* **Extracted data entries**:

-*-*-

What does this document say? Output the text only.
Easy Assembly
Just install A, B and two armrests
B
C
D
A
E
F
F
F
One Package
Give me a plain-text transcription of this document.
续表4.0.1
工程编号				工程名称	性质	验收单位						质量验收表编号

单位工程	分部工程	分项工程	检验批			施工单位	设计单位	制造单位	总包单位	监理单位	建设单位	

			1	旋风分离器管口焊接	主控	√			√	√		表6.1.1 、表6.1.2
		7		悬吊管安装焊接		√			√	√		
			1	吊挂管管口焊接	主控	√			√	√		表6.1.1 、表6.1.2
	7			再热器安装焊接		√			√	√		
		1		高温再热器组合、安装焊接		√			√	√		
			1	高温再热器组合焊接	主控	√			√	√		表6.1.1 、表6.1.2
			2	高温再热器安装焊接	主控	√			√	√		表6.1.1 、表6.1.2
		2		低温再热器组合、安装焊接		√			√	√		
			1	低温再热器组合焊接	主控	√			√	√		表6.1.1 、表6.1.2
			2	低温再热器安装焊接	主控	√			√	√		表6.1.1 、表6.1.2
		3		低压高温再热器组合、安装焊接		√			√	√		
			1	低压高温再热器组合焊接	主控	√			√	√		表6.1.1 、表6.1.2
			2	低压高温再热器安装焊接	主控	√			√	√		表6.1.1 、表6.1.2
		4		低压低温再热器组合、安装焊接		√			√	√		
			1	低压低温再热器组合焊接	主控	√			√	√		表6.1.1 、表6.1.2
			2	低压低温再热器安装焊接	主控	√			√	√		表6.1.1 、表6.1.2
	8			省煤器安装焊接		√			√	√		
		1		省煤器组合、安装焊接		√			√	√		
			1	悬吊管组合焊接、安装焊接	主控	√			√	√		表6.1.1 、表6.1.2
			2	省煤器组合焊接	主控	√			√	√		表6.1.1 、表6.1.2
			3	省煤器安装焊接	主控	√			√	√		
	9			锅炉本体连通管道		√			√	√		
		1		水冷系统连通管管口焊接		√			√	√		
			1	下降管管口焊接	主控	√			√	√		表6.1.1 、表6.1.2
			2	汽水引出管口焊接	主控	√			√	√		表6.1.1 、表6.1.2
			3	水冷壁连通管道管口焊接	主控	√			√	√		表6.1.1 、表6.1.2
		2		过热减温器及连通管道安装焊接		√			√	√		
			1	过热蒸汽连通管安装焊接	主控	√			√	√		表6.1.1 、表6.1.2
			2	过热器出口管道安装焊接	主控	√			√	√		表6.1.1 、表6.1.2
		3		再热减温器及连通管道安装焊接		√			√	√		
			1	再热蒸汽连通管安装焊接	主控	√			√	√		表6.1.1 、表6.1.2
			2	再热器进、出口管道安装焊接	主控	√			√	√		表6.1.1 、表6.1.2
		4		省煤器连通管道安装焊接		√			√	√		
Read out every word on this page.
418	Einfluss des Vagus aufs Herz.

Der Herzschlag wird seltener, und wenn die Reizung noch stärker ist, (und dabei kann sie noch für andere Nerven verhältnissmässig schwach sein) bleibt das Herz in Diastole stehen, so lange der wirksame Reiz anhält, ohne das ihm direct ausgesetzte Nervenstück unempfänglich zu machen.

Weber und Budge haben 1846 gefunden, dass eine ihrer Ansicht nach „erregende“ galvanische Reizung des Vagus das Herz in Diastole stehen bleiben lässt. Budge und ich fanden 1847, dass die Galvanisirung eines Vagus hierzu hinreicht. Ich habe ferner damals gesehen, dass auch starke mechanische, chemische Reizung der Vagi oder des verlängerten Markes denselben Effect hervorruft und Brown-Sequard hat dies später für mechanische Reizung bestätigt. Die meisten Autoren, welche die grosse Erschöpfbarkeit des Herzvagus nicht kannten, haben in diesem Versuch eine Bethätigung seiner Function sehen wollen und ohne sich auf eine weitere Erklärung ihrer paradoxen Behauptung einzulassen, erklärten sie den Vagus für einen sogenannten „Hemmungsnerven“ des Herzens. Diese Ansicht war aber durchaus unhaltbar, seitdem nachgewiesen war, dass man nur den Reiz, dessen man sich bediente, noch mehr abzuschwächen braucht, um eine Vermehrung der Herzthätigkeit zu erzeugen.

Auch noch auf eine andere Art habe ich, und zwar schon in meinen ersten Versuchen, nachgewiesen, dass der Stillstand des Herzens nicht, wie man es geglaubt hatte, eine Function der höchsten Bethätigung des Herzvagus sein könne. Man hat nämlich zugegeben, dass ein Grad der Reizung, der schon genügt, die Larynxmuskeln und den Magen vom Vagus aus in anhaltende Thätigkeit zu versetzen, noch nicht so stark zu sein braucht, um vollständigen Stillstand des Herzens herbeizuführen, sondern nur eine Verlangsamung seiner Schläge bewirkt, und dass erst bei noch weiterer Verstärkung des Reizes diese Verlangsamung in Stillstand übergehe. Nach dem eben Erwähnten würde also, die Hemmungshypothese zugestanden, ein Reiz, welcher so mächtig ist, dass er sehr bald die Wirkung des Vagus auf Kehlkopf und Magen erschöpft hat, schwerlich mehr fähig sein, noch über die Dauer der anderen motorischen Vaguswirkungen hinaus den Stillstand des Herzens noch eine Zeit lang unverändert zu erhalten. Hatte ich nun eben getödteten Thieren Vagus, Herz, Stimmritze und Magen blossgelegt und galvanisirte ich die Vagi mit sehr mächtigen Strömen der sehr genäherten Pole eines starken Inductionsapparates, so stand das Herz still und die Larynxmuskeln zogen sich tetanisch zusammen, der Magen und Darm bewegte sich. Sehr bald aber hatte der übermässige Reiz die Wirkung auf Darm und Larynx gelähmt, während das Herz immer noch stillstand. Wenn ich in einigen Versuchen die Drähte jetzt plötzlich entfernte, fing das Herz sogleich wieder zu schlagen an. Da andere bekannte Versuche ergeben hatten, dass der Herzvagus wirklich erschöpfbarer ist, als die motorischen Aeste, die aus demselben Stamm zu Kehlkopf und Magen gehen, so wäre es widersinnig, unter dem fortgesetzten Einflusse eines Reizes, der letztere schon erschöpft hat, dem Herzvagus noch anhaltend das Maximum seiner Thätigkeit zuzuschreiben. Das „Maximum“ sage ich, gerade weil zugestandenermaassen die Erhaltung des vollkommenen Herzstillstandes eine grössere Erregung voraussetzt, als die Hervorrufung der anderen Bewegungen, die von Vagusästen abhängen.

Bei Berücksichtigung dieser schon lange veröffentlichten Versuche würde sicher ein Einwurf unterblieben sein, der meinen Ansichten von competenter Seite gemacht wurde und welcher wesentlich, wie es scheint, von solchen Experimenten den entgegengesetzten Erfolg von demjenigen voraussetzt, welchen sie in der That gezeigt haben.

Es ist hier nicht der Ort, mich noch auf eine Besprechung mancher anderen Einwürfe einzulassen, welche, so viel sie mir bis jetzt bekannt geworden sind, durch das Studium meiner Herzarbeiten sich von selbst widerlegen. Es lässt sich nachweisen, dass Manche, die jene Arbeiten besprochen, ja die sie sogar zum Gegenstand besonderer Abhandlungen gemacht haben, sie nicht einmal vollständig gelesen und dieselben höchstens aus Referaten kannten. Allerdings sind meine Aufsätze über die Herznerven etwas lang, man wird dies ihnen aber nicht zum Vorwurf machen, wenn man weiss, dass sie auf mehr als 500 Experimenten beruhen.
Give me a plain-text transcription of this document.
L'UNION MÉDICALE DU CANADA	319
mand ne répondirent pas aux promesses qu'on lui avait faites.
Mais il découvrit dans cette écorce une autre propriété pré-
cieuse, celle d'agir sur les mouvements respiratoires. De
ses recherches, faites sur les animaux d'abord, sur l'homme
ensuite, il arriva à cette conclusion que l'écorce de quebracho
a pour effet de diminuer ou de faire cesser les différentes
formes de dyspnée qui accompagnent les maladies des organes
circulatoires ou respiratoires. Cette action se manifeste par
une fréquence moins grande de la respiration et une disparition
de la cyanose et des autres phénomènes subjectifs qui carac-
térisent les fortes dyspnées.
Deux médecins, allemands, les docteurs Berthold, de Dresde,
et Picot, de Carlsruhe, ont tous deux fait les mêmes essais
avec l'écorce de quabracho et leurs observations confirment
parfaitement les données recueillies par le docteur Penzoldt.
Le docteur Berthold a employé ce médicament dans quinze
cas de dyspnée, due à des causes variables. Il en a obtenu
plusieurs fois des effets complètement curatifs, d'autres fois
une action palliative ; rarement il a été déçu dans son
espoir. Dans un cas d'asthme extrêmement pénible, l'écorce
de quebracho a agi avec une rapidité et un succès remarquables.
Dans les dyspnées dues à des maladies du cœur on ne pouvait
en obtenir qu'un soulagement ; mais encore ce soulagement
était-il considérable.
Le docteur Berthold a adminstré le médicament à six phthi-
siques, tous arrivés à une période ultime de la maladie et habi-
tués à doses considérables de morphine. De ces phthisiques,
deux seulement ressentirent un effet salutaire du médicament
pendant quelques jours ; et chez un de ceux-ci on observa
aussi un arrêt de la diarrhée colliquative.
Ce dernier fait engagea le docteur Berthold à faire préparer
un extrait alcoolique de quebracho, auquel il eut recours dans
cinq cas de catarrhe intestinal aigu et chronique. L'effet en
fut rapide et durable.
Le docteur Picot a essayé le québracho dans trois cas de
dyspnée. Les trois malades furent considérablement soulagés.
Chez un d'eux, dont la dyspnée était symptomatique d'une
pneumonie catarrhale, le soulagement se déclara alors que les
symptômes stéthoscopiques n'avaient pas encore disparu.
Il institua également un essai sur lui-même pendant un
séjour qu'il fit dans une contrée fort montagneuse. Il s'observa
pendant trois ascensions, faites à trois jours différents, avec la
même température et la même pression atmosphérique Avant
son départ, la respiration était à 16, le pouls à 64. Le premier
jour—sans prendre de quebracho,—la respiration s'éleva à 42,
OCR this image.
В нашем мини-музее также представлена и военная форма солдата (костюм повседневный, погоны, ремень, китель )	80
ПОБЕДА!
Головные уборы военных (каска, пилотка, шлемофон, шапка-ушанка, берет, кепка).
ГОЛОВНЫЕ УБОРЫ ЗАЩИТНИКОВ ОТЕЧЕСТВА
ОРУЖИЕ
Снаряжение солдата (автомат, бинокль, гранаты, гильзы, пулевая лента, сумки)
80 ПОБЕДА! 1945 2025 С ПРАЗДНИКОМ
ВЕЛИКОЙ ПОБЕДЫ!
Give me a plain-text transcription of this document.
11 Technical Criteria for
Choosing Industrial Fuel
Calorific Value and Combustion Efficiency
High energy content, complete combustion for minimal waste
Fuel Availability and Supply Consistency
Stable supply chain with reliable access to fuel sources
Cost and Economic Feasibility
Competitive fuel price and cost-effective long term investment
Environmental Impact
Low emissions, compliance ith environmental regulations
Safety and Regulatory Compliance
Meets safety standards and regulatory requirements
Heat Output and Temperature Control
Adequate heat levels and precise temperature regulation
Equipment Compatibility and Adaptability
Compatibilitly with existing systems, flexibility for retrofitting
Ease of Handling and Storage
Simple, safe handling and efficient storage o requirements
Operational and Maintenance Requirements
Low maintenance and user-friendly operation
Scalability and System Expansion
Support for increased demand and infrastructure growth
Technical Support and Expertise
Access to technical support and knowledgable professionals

-*-*-

* **WHAT IS NEEDED**: Extract all lines of the records above that include "respiratoires".

* **EXERCISE RESPONSE**:
cieuse, celle d'agir sur les mouvements respiratoires. De
circulatoires ou respiratoires. Cette action se manifeste par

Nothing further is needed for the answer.